======== GIVEN INFORMATION ========
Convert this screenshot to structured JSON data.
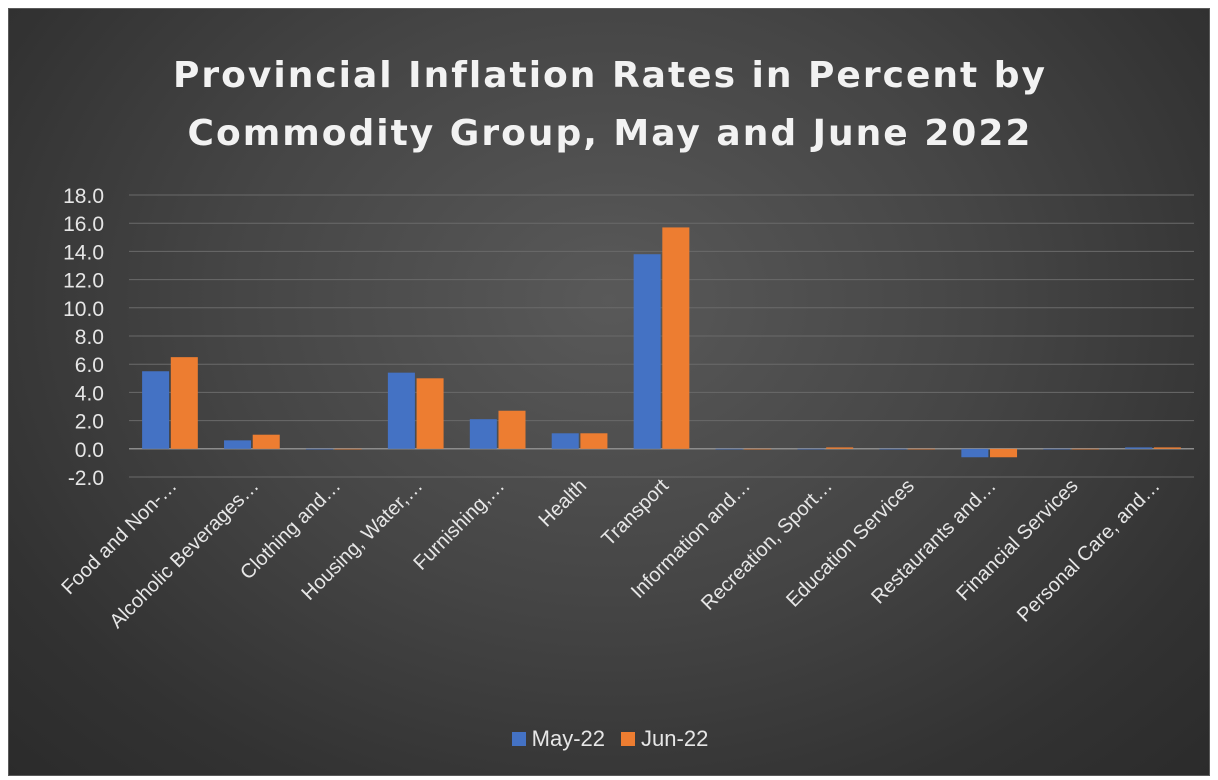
{
  "chart_data": {
    "type": "bar",
    "title_lines": [
      "Provincial Inflation Rates in Percent by",
      "Commodity Group, May and June 2022"
    ],
    "categories": [
      "Food and Non-…",
      "Alcoholic Beverages…",
      "Clothing and…",
      "Housing, Water,…",
      "Furnishing,…",
      "Health",
      "Transport",
      "Information and…",
      "Recreation, Sport…",
      "Education Services",
      "Restaurants and…",
      "Financial Services",
      "Personal Care, and…"
    ],
    "series": [
      {
        "name": "May-22",
        "color": "#4472c4",
        "values": [
          5.5,
          0.6,
          0.0,
          5.4,
          2.1,
          1.1,
          13.8,
          0.0,
          0.0,
          0.0,
          -0.6,
          0.0,
          0.1
        ]
      },
      {
        "name": "Jun-22",
        "color": "#ed7d31",
        "values": [
          6.5,
          1.0,
          0.0,
          5.0,
          2.7,
          1.1,
          15.7,
          0.0,
          0.1,
          0.0,
          -0.6,
          0.0,
          0.1
        ]
      }
    ],
    "ylim": [
      -2.0,
      18.0
    ],
    "ytick_step": 2.0,
    "ytick_labels": [
      "-2.0",
      "0.0",
      "2.0",
      "4.0",
      "6.0",
      "8.0",
      "10.0",
      "12.0",
      "14.0",
      "16.0",
      "18.0"
    ],
    "xlabel": "",
    "ylabel": "",
    "grid": true,
    "legend_position": "bottom"
  }
}
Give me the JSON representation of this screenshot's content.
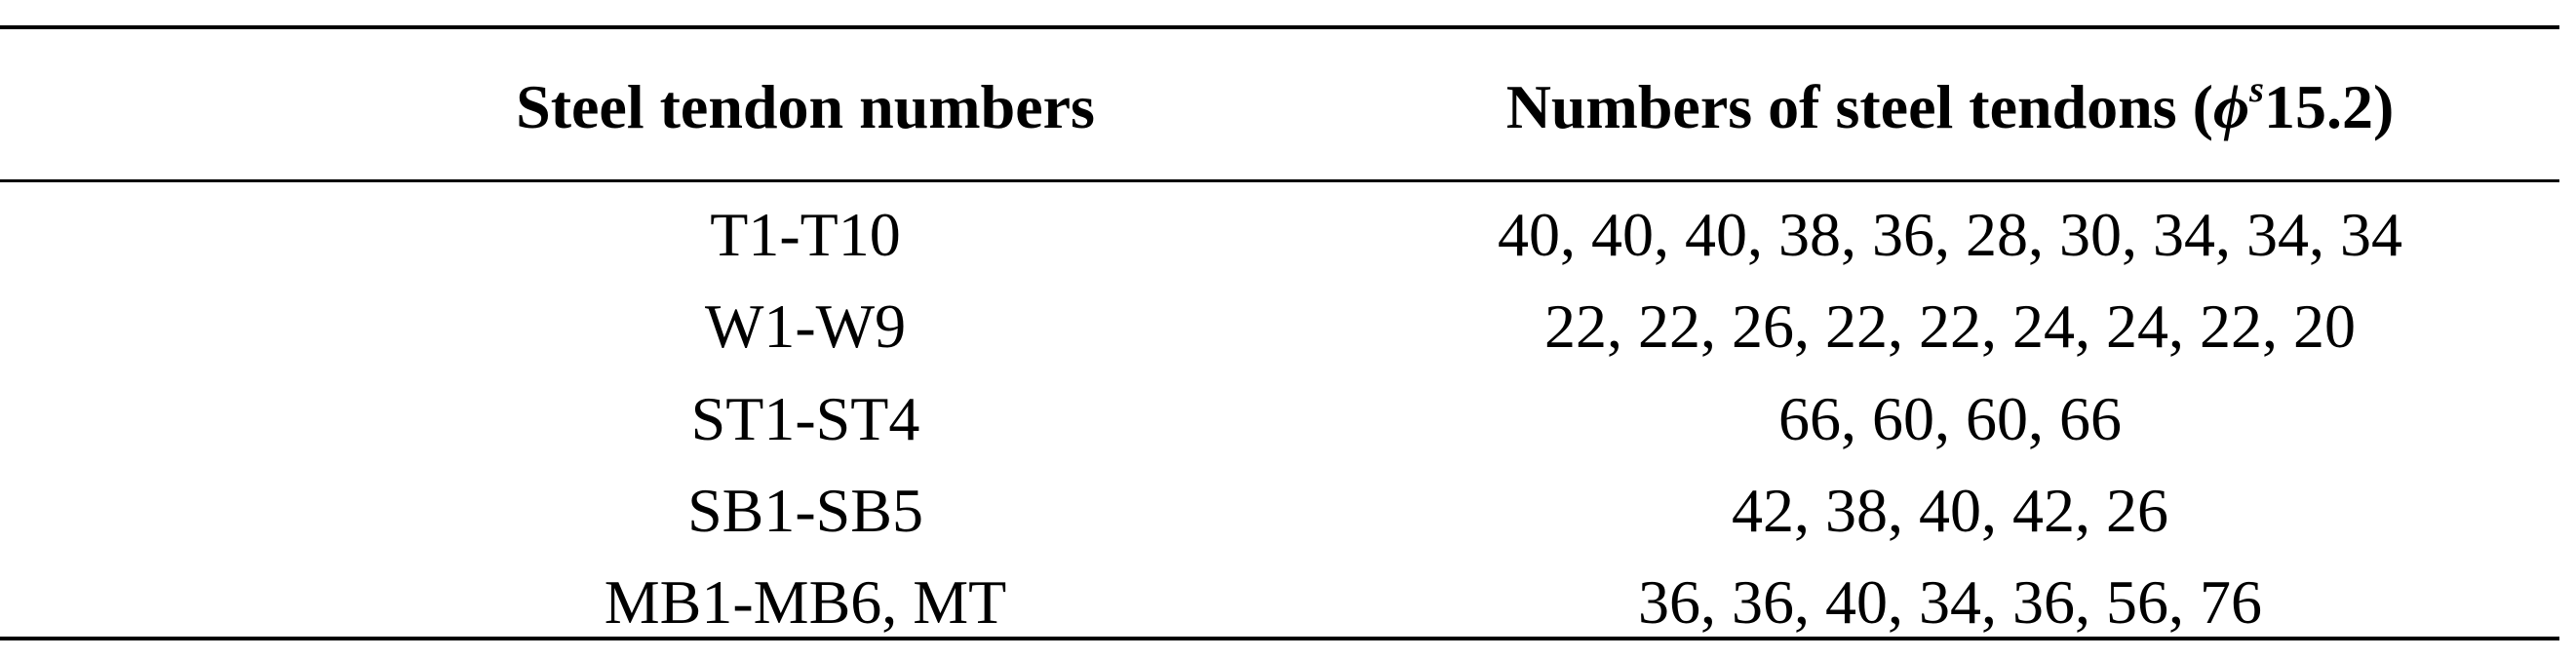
{
  "table": {
    "headers": {
      "col1": "Steel tendon numbers",
      "col2_prefix": "Numbers of steel tendons (",
      "col2_symbol": "ϕ",
      "col2_sup": "s",
      "col2_suffix": "15.2)"
    },
    "rows": [
      {
        "tendons": "T1-T10",
        "counts": "40, 40, 40, 38, 36, 28, 30, 34, 34, 34"
      },
      {
        "tendons": "W1-W9",
        "counts": "22, 22, 26, 22, 22, 24, 24, 22, 20"
      },
      {
        "tendons": "ST1-ST4",
        "counts": "66, 60, 60, 66"
      },
      {
        "tendons": "SB1-SB5",
        "counts": "42, 38, 40, 42, 26"
      },
      {
        "tendons": "MB1-MB6, MT",
        "counts": "36, 36, 40, 34, 36, 56, 76"
      }
    ]
  }
}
========
◆ PROMPT
Without the pictures, print the whole listing exactly as given.

◆ THE COMPLETED TASK
Convert this screenshot to structured JSON data.
{
  "chart_data": {
    "type": "bar",
    "title_lines": [
      "Provincial Inflation Rates in Percent by",
      "Commodity Group, May and June 2022"
    ],
    "categories": [
      "Food and Non-…",
      "Alcoholic Beverages…",
      "Clothing and…",
      "Housing, Water,…",
      "Furnishing,…",
      "Health",
      "Transport",
      "Information and…",
      "Recreation, Sport…",
      "Education Services",
      "Restaurants and…",
      "Financial Services",
      "Personal Care, and…"
    ],
    "series": [
      {
        "name": "May-22",
        "color": "#4472c4",
        "values": [
          5.5,
          0.6,
          0.0,
          5.4,
          2.1,
          1.1,
          13.8,
          0.0,
          0.0,
          0.0,
          -0.6,
          0.0,
          0.1
        ]
      },
      {
        "name": "Jun-22",
        "color": "#ed7d31",
        "values": [
          6.5,
          1.0,
          0.0,
          5.0,
          2.7,
          1.1,
          15.7,
          0.0,
          0.1,
          0.0,
          -0.6,
          0.0,
          0.1
        ]
      }
    ],
    "ylim": [
      -2.0,
      18.0
    ],
    "ytick_step": 2.0,
    "ytick_labels": [
      "-2.0",
      "0.0",
      "2.0",
      "4.0",
      "6.0",
      "8.0",
      "10.0",
      "12.0",
      "14.0",
      "16.0",
      "18.0"
    ],
    "xlabel": "",
    "ylabel": "",
    "grid": true,
    "legend_position": "bottom"
  }
}
Give me the JSON representation of this screenshot's content.
{
  "table": {
    "headers": {
      "col1": "Steel tendon numbers",
      "col2_prefix": "Numbers of steel tendons (",
      "col2_symbol": "ϕ",
      "col2_sup": "s",
      "col2_suffix": "15.2)"
    },
    "rows": [
      {
        "tendons": "T1-T10",
        "counts": "40, 40, 40, 38, 36, 28, 30, 34, 34, 34"
      },
      {
        "tendons": "W1-W9",
        "counts": "22, 22, 26, 22, 22, 24, 24, 22, 20"
      },
      {
        "tendons": "ST1-ST4",
        "counts": "66, 60, 60, 66"
      },
      {
        "tendons": "SB1-SB5",
        "counts": "42, 38, 40, 42, 26"
      },
      {
        "tendons": "MB1-MB6, MT",
        "counts": "36, 36, 40, 34, 36, 56, 76"
      }
    ]
  }
}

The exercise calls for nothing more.